_Supplied records:_
================
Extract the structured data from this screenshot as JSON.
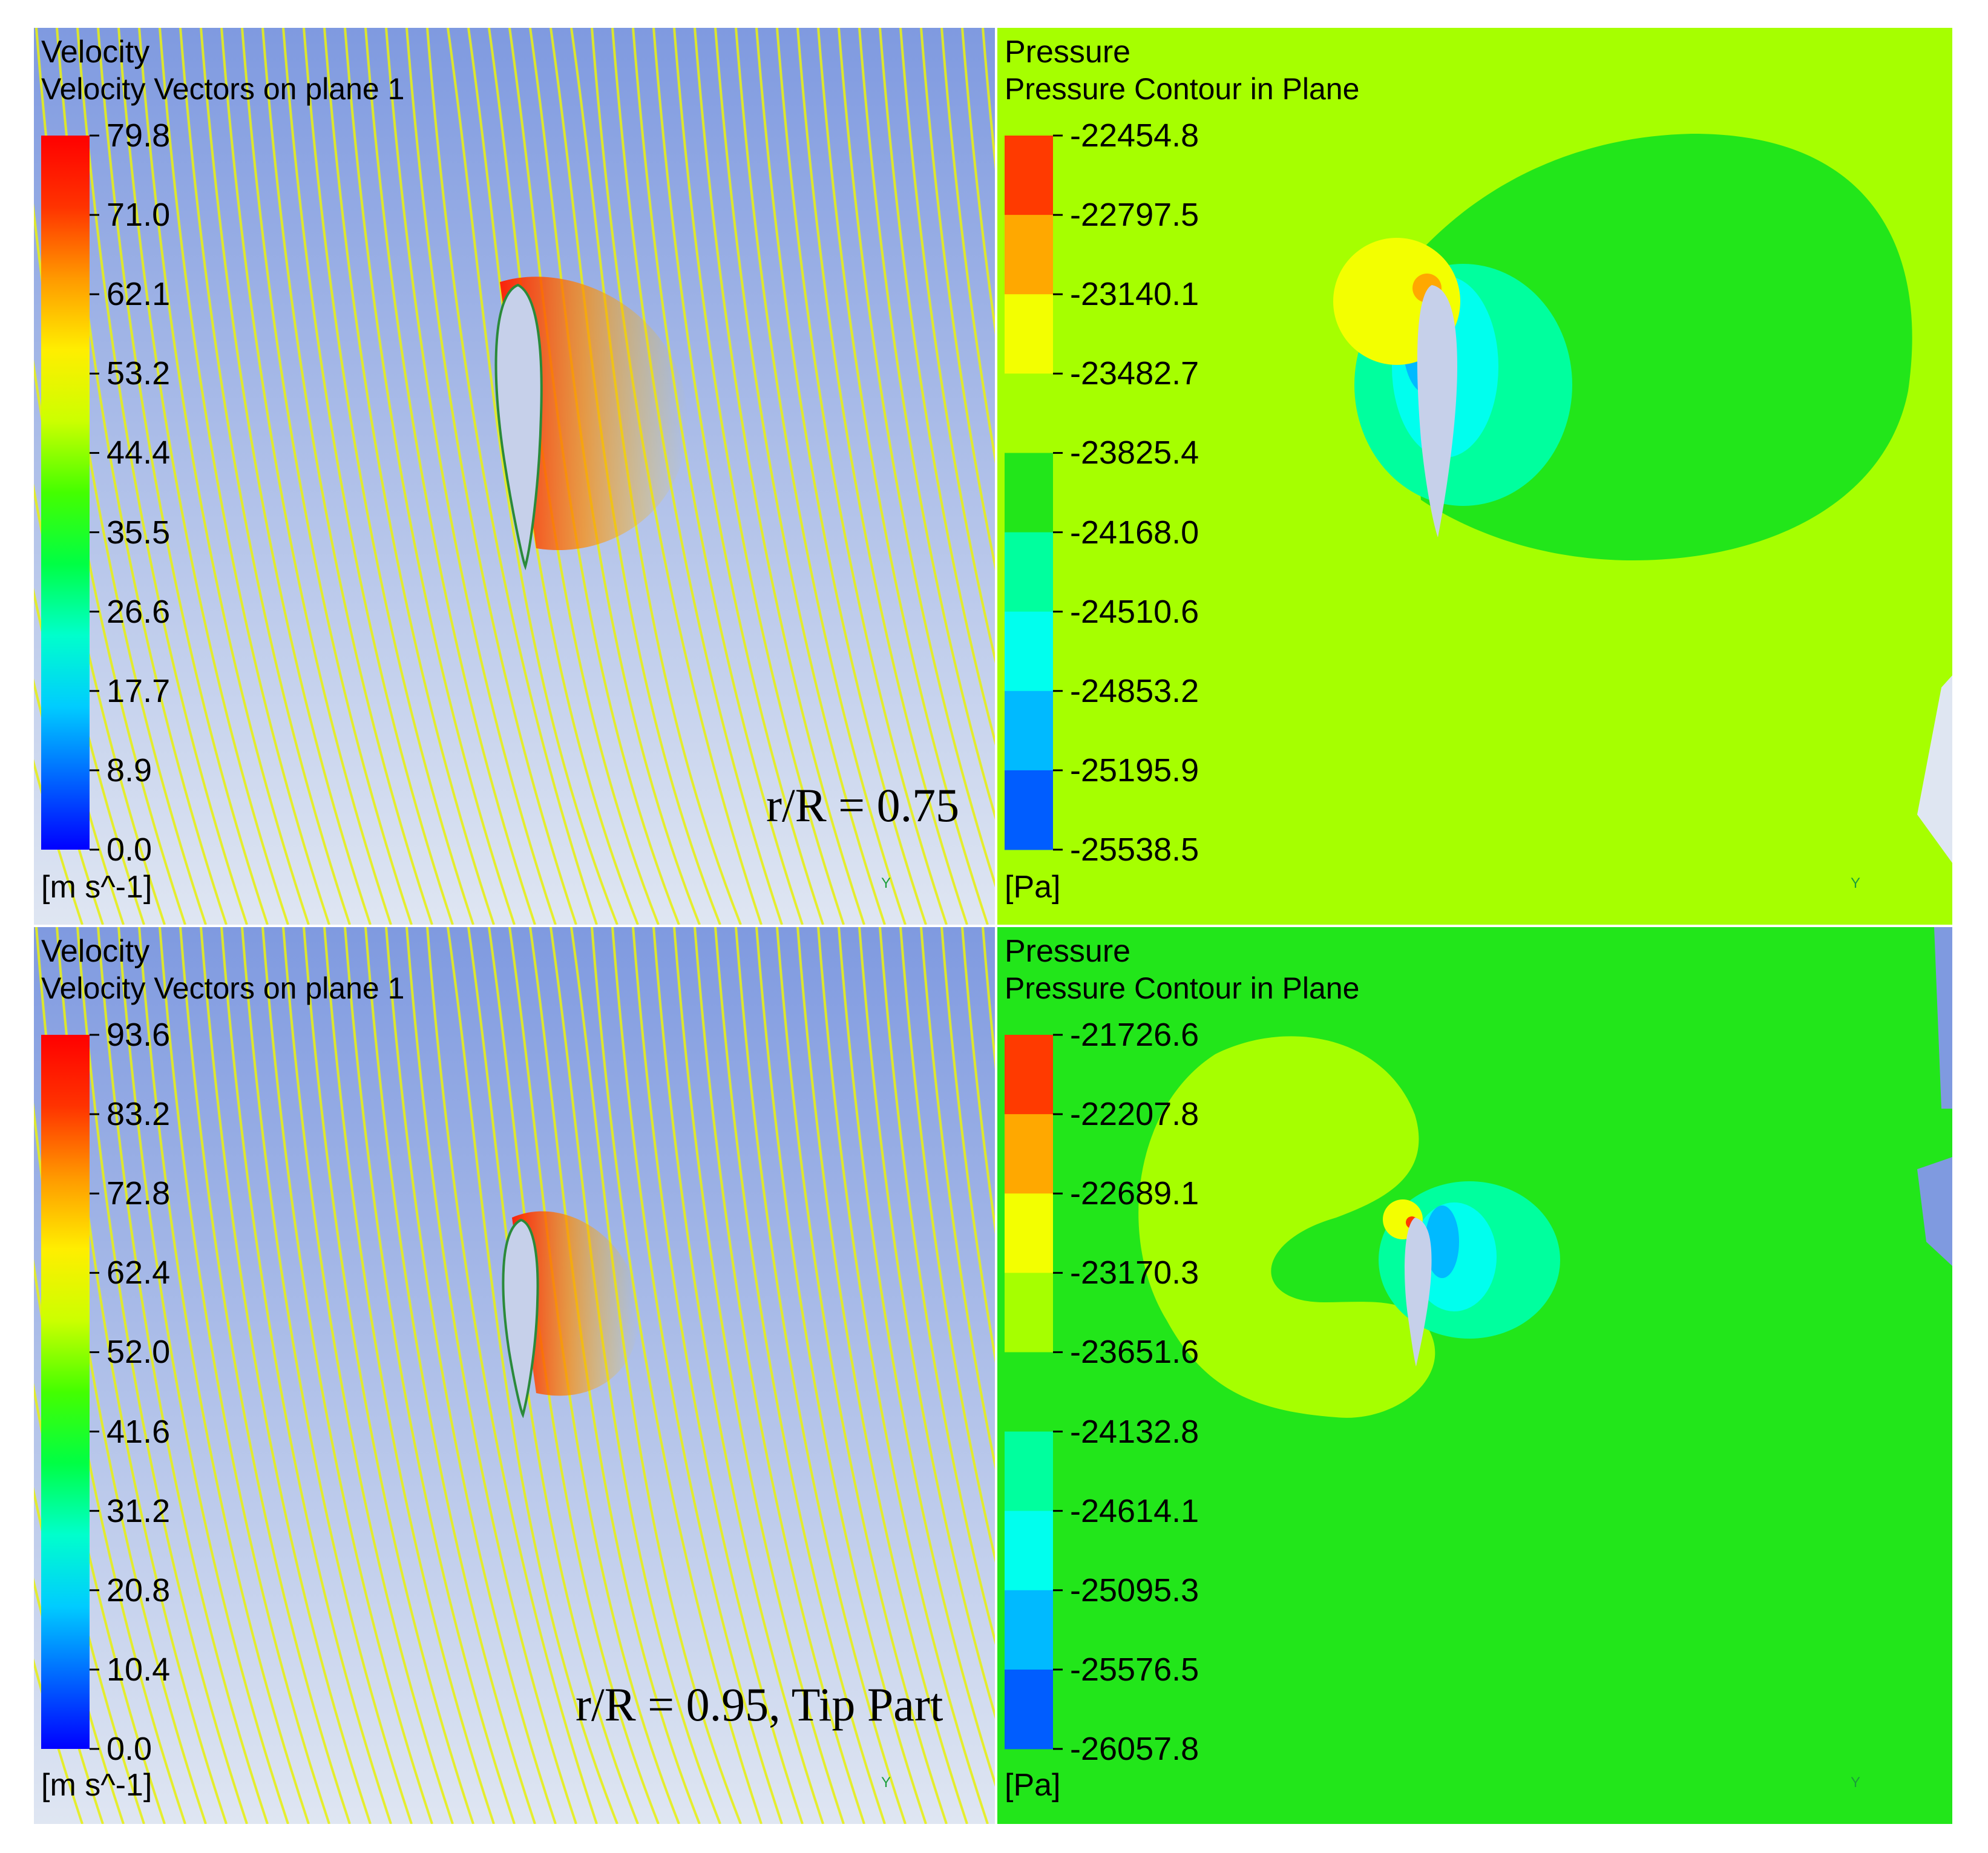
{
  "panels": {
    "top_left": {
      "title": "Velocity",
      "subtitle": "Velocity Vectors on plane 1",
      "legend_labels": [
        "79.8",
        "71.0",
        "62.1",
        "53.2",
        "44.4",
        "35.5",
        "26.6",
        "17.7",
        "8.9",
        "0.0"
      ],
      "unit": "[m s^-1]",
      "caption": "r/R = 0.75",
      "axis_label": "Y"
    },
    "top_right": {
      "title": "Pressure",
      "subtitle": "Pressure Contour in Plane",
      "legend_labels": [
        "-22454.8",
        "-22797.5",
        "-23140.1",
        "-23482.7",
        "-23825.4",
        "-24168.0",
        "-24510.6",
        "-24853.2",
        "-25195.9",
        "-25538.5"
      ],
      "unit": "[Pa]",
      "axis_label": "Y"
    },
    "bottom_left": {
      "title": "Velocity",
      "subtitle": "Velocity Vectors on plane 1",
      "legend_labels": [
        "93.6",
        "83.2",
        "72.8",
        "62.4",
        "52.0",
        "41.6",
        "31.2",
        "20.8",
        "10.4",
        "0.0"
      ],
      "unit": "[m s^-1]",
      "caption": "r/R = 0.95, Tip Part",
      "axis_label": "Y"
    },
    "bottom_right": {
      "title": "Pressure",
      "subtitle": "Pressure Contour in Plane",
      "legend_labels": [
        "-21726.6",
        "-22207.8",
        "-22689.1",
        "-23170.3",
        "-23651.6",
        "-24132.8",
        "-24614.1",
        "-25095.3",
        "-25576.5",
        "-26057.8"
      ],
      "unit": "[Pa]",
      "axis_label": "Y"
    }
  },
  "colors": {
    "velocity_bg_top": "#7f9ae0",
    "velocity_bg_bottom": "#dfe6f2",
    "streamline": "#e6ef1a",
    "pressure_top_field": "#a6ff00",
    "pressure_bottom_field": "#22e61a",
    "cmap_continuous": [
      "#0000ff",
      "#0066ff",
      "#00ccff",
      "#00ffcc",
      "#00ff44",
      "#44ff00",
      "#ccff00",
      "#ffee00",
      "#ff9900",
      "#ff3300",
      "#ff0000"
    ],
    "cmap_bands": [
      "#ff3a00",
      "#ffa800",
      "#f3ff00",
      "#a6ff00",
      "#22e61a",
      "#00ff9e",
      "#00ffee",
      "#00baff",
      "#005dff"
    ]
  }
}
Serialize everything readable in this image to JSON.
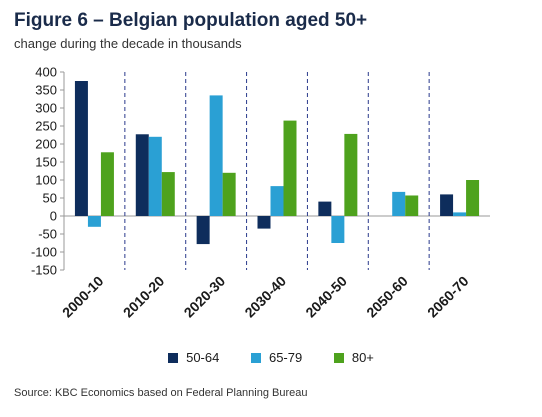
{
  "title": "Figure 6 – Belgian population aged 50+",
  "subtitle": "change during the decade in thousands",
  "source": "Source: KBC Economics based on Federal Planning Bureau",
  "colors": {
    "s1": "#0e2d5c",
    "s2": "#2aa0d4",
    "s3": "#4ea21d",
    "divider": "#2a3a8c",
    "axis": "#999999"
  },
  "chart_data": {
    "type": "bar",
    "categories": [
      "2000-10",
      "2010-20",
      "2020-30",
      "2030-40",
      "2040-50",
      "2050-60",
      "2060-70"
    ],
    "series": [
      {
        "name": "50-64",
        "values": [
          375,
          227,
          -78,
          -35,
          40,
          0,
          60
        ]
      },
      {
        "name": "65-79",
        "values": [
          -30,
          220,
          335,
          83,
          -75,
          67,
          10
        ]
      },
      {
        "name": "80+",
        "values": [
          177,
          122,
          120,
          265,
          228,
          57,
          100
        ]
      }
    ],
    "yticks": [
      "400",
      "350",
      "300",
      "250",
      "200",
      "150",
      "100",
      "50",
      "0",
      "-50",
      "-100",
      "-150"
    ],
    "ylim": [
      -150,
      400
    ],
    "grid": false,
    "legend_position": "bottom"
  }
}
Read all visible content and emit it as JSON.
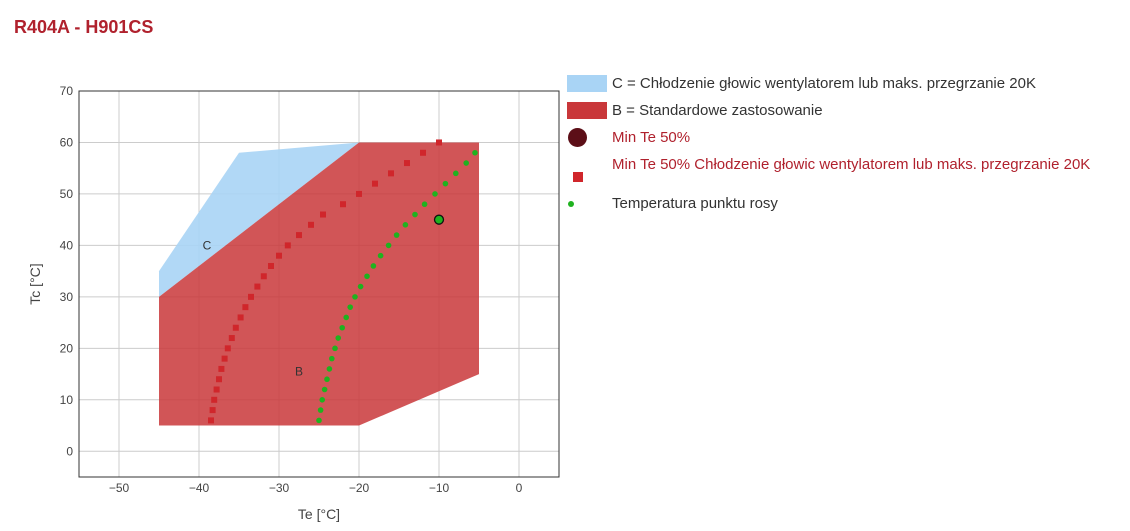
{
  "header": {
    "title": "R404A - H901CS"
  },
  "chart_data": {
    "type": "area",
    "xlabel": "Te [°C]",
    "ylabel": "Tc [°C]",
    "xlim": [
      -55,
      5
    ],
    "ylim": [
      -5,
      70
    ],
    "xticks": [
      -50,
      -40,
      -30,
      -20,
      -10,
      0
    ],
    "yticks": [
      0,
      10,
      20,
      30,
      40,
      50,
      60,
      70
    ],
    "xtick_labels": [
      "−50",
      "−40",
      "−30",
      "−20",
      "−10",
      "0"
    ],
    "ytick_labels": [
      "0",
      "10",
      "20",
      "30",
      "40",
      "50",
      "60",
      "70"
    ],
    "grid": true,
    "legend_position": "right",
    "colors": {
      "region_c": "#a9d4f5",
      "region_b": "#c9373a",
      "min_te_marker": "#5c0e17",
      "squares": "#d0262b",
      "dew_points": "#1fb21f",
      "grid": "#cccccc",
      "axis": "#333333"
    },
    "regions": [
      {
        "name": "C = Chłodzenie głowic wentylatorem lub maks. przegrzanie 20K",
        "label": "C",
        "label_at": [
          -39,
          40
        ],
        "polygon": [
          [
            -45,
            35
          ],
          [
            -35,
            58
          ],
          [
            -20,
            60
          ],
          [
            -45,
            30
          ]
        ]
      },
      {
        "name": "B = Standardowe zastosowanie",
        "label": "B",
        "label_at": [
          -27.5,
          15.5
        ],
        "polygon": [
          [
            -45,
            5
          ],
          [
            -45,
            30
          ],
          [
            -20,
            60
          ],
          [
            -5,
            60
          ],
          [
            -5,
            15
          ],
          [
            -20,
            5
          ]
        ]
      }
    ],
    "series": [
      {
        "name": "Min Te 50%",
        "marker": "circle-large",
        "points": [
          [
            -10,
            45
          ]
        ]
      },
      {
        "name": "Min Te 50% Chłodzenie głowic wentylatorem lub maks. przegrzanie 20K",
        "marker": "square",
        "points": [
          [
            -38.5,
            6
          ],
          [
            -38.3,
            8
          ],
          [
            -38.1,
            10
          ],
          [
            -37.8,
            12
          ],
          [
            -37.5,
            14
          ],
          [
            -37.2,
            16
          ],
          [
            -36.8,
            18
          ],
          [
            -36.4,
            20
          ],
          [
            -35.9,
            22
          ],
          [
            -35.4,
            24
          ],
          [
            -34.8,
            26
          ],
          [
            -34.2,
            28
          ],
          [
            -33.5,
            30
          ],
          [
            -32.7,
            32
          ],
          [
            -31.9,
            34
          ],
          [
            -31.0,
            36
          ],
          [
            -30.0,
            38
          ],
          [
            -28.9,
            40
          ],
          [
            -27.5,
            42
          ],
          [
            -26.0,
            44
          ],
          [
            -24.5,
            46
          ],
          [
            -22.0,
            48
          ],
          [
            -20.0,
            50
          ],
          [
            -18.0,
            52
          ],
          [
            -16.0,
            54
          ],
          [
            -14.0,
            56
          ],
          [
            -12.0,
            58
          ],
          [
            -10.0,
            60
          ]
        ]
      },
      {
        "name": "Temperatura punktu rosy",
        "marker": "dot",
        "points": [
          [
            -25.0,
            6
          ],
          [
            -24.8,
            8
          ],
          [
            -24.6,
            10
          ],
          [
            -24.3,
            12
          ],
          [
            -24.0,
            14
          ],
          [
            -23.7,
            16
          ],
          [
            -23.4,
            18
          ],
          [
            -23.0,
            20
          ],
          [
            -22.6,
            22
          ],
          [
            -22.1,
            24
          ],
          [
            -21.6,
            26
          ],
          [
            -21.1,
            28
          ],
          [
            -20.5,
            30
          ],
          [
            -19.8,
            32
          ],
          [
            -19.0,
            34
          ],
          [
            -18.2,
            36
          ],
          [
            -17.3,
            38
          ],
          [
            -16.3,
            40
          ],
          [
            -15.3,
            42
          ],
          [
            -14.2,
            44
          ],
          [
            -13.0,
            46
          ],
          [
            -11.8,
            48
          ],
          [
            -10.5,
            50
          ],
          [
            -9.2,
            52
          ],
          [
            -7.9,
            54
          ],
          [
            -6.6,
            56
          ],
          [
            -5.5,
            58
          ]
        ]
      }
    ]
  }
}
================
_Exercise directions:_ Repeat verbatim all the material, but not the pictures.

_Task result:_
Extract the structured data from this screenshot as JSON.
{
  "panels": {
    "top_left": {
      "title": "Velocity",
      "subtitle": "Velocity Vectors on plane 1",
      "legend_labels": [
        "79.8",
        "71.0",
        "62.1",
        "53.2",
        "44.4",
        "35.5",
        "26.6",
        "17.7",
        "8.9",
        "0.0"
      ],
      "unit": "[m s^-1]",
      "caption": "r/R = 0.75",
      "axis_label": "Y"
    },
    "top_right": {
      "title": "Pressure",
      "subtitle": "Pressure Contour in Plane",
      "legend_labels": [
        "-22454.8",
        "-22797.5",
        "-23140.1",
        "-23482.7",
        "-23825.4",
        "-24168.0",
        "-24510.6",
        "-24853.2",
        "-25195.9",
        "-25538.5"
      ],
      "unit": "[Pa]",
      "axis_label": "Y"
    },
    "bottom_left": {
      "title": "Velocity",
      "subtitle": "Velocity Vectors on plane 1",
      "legend_labels": [
        "93.6",
        "83.2",
        "72.8",
        "62.4",
        "52.0",
        "41.6",
        "31.2",
        "20.8",
        "10.4",
        "0.0"
      ],
      "unit": "[m s^-1]",
      "caption": "r/R = 0.95, Tip Part",
      "axis_label": "Y"
    },
    "bottom_right": {
      "title": "Pressure",
      "subtitle": "Pressure Contour in Plane",
      "legend_labels": [
        "-21726.6",
        "-22207.8",
        "-22689.1",
        "-23170.3",
        "-23651.6",
        "-24132.8",
        "-24614.1",
        "-25095.3",
        "-25576.5",
        "-26057.8"
      ],
      "unit": "[Pa]",
      "axis_label": "Y"
    }
  },
  "colors": {
    "velocity_bg_top": "#7f9ae0",
    "velocity_bg_bottom": "#dfe6f2",
    "streamline": "#e6ef1a",
    "pressure_top_field": "#a6ff00",
    "pressure_bottom_field": "#22e61a",
    "cmap_continuous": [
      "#0000ff",
      "#0066ff",
      "#00ccff",
      "#00ffcc",
      "#00ff44",
      "#44ff00",
      "#ccff00",
      "#ffee00",
      "#ff9900",
      "#ff3300",
      "#ff0000"
    ],
    "cmap_bands": [
      "#ff3a00",
      "#ffa800",
      "#f3ff00",
      "#a6ff00",
      "#22e61a",
      "#00ff9e",
      "#00ffee",
      "#00baff",
      "#005dff"
    ]
  }
}
Serialize everything readable in this image to JSON.
{
  "title": "Figure 6 – Belgian population aged 50+",
  "subtitle": "change during the decade in thousands",
  "source": "Source: KBC Economics based on Federal Planning Bureau",
  "colors": {
    "s1": "#0e2d5c",
    "s2": "#2aa0d4",
    "s3": "#4ea21d",
    "divider": "#2a3a8c",
    "axis": "#999999"
  },
  "chart_data": {
    "type": "bar",
    "categories": [
      "2000-10",
      "2010-20",
      "2020-30",
      "2030-40",
      "2040-50",
      "2050-60",
      "2060-70"
    ],
    "series": [
      {
        "name": "50-64",
        "values": [
          375,
          227,
          -78,
          -35,
          40,
          0,
          60
        ]
      },
      {
        "name": "65-79",
        "values": [
          -30,
          220,
          335,
          83,
          -75,
          67,
          10
        ]
      },
      {
        "name": "80+",
        "values": [
          177,
          122,
          120,
          265,
          228,
          57,
          100
        ]
      }
    ],
    "yticks": [
      "400",
      "350",
      "300",
      "250",
      "200",
      "150",
      "100",
      "50",
      "0",
      "-50",
      "-100",
      "-150"
    ],
    "ylim": [
      -150,
      400
    ],
    "grid": false,
    "legend_position": "bottom"
  }
}
Read all visible content and emit it as JSON.
{
  "header": {
    "title": "R404A - H901CS"
  },
  "chart_data": {
    "type": "area",
    "xlabel": "Te [°C]",
    "ylabel": "Tc [°C]",
    "xlim": [
      -55,
      5
    ],
    "ylim": [
      -5,
      70
    ],
    "xticks": [
      -50,
      -40,
      -30,
      -20,
      -10,
      0
    ],
    "yticks": [
      0,
      10,
      20,
      30,
      40,
      50,
      60,
      70
    ],
    "xtick_labels": [
      "−50",
      "−40",
      "−30",
      "−20",
      "−10",
      "0"
    ],
    "ytick_labels": [
      "0",
      "10",
      "20",
      "30",
      "40",
      "50",
      "60",
      "70"
    ],
    "grid": true,
    "legend_position": "right",
    "colors": {
      "region_c": "#a9d4f5",
      "region_b": "#c9373a",
      "min_te_marker": "#5c0e17",
      "squares": "#d0262b",
      "dew_points": "#1fb21f",
      "grid": "#cccccc",
      "axis": "#333333"
    },
    "regions": [
      {
        "name": "C = Chłodzenie głowic wentylatorem lub maks. przegrzanie 20K",
        "label": "C",
        "label_at": [
          -39,
          40
        ],
        "polygon": [
          [
            -45,
            35
          ],
          [
            -35,
            58
          ],
          [
            -20,
            60
          ],
          [
            -45,
            30
          ]
        ]
      },
      {
        "name": "B = Standardowe zastosowanie",
        "label": "B",
        "label_at": [
          -27.5,
          15.5
        ],
        "polygon": [
          [
            -45,
            5
          ],
          [
            -45,
            30
          ],
          [
            -20,
            60
          ],
          [
            -5,
            60
          ],
          [
            -5,
            15
          ],
          [
            -20,
            5
          ]
        ]
      }
    ],
    "series": [
      {
        "name": "Min Te 50%",
        "marker": "circle-large",
        "points": [
          [
            -10,
            45
          ]
        ]
      },
      {
        "name": "Min Te 50% Chłodzenie głowic wentylatorem lub maks. przegrzanie 20K",
        "marker": "square",
        "points": [
          [
            -38.5,
            6
          ],
          [
            -38.3,
            8
          ],
          [
            -38.1,
            10
          ],
          [
            -37.8,
            12
          ],
          [
            -37.5,
            14
          ],
          [
            -37.2,
            16
          ],
          [
            -36.8,
            18
          ],
          [
            -36.4,
            20
          ],
          [
            -35.9,
            22
          ],
          [
            -35.4,
            24
          ],
          [
            -34.8,
            26
          ],
          [
            -34.2,
            28
          ],
          [
            -33.5,
            30
          ],
          [
            -32.7,
            32
          ],
          [
            -31.9,
            34
          ],
          [
            -31.0,
            36
          ],
          [
            -30.0,
            38
          ],
          [
            -28.9,
            40
          ],
          [
            -27.5,
            42
          ],
          [
            -26.0,
            44
          ],
          [
            -24.5,
            46
          ],
          [
            -22.0,
            48
          ],
          [
            -20.0,
            50
          ],
          [
            -18.0,
            52
          ],
          [
            -16.0,
            54
          ],
          [
            -14.0,
            56
          ],
          [
            -12.0,
            58
          ],
          [
            -10.0,
            60
          ]
        ]
      },
      {
        "name": "Temperatura punktu rosy",
        "marker": "dot",
        "points": [
          [
            -25.0,
            6
          ],
          [
            -24.8,
            8
          ],
          [
            -24.6,
            10
          ],
          [
            -24.3,
            12
          ],
          [
            -24.0,
            14
          ],
          [
            -23.7,
            16
          ],
          [
            -23.4,
            18
          ],
          [
            -23.0,
            20
          ],
          [
            -22.6,
            22
          ],
          [
            -22.1,
            24
          ],
          [
            -21.6,
            26
          ],
          [
            -21.1,
            28
          ],
          [
            -20.5,
            30
          ],
          [
            -19.8,
            32
          ],
          [
            -19.0,
            34
          ],
          [
            -18.2,
            36
          ],
          [
            -17.3,
            38
          ],
          [
            -16.3,
            40
          ],
          [
            -15.3,
            42
          ],
          [
            -14.2,
            44
          ],
          [
            -13.0,
            46
          ],
          [
            -11.8,
            48
          ],
          [
            -10.5,
            50
          ],
          [
            -9.2,
            52
          ],
          [
            -7.9,
            54
          ],
          [
            -6.6,
            56
          ],
          [
            -5.5,
            58
          ]
        ]
      }
    ]
  }
}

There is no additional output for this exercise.